__RECORD EXTRACTS__
_ _ _ _

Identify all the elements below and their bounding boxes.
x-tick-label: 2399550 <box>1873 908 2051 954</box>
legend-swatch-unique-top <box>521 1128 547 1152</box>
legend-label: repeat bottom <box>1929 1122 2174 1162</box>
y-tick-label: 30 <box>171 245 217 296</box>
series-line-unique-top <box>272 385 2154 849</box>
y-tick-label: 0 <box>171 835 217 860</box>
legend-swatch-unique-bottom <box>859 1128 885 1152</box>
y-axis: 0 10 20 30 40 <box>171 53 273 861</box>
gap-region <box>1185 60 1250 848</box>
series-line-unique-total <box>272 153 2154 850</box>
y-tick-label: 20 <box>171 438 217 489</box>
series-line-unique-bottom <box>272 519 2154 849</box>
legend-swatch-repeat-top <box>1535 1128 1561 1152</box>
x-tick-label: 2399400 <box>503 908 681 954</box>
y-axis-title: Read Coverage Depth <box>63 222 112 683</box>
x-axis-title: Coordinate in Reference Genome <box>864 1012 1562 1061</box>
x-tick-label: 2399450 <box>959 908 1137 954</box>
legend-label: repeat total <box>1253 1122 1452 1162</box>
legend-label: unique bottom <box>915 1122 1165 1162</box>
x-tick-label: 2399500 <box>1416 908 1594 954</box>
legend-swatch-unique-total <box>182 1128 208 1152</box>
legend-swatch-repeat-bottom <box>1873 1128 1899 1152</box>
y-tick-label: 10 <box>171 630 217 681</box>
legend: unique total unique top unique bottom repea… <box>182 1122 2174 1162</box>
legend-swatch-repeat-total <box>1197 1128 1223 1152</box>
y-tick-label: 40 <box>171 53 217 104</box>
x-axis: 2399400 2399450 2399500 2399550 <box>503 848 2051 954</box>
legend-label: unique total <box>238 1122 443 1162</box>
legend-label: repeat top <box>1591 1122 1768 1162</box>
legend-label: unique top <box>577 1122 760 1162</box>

_ _ _ _

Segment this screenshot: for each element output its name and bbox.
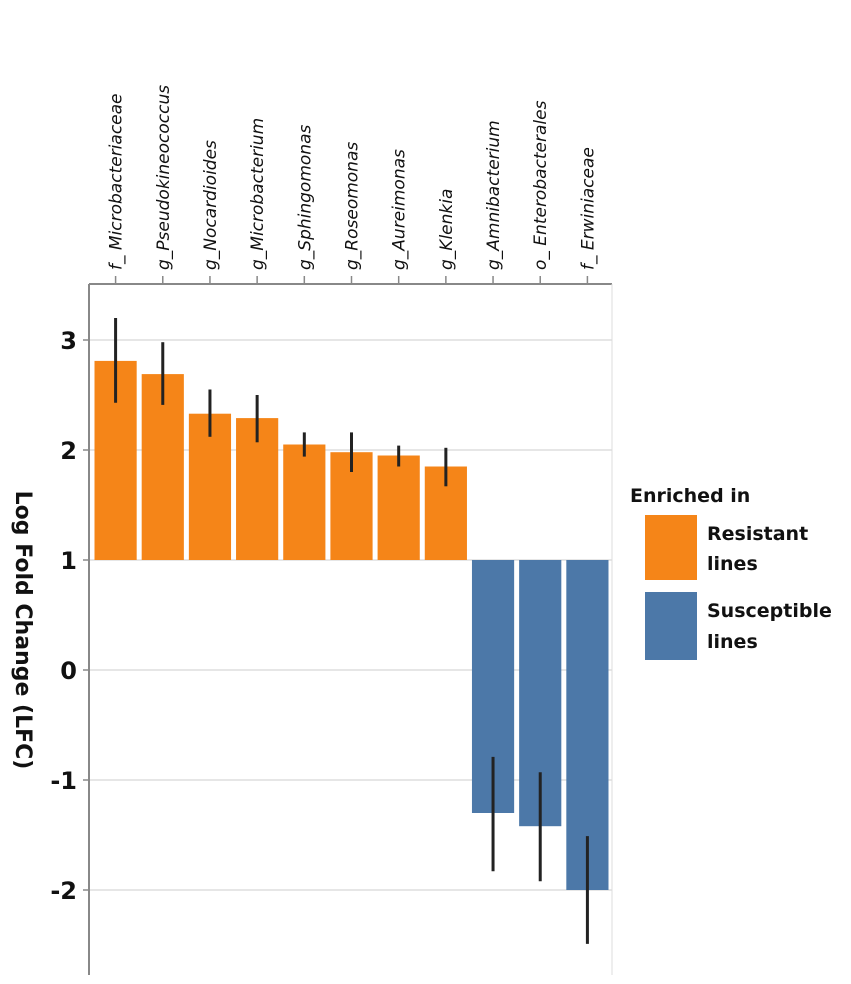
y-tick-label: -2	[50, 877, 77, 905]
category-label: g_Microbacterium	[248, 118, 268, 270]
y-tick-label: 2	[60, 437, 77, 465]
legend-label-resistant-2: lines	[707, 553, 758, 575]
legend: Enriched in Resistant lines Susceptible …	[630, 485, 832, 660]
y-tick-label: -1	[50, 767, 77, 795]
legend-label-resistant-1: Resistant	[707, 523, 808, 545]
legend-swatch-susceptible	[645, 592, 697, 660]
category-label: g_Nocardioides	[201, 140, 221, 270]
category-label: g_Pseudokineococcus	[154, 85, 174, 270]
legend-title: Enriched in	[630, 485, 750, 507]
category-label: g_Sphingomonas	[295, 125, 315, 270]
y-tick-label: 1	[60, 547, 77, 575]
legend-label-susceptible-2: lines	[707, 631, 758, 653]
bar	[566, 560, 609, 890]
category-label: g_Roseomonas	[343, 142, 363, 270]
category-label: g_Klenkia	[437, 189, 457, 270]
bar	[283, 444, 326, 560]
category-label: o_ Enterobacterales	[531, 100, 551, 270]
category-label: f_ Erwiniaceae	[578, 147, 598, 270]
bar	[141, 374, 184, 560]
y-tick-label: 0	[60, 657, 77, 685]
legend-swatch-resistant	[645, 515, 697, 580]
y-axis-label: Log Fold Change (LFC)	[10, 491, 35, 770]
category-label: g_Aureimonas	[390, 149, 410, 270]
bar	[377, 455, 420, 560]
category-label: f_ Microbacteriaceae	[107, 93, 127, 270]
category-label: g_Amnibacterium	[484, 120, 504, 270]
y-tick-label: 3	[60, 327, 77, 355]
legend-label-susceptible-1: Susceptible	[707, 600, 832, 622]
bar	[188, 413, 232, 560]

_ _ _ _

__WHAT IS NEEDED__
Which lines in the records above contain the word "swatch"? Return each of them.

__THE COMPLETED TASK__
legend-swatch-unique-top <box>521 1128 547 1152</box>
legend-swatch-unique-bottom <box>859 1128 885 1152</box>
legend-swatch-repeat-top <box>1535 1128 1561 1152</box>
legend-swatch-unique-total <box>182 1128 208 1152</box>
legend-swatch-repeat-bottom <box>1873 1128 1899 1152</box>
legend-swatch-repeat-total <box>1197 1128 1223 1152</box>
legend-swatch-susceptible	[645, 592, 697, 660]
legend-swatch-resistant	[645, 515, 697, 580]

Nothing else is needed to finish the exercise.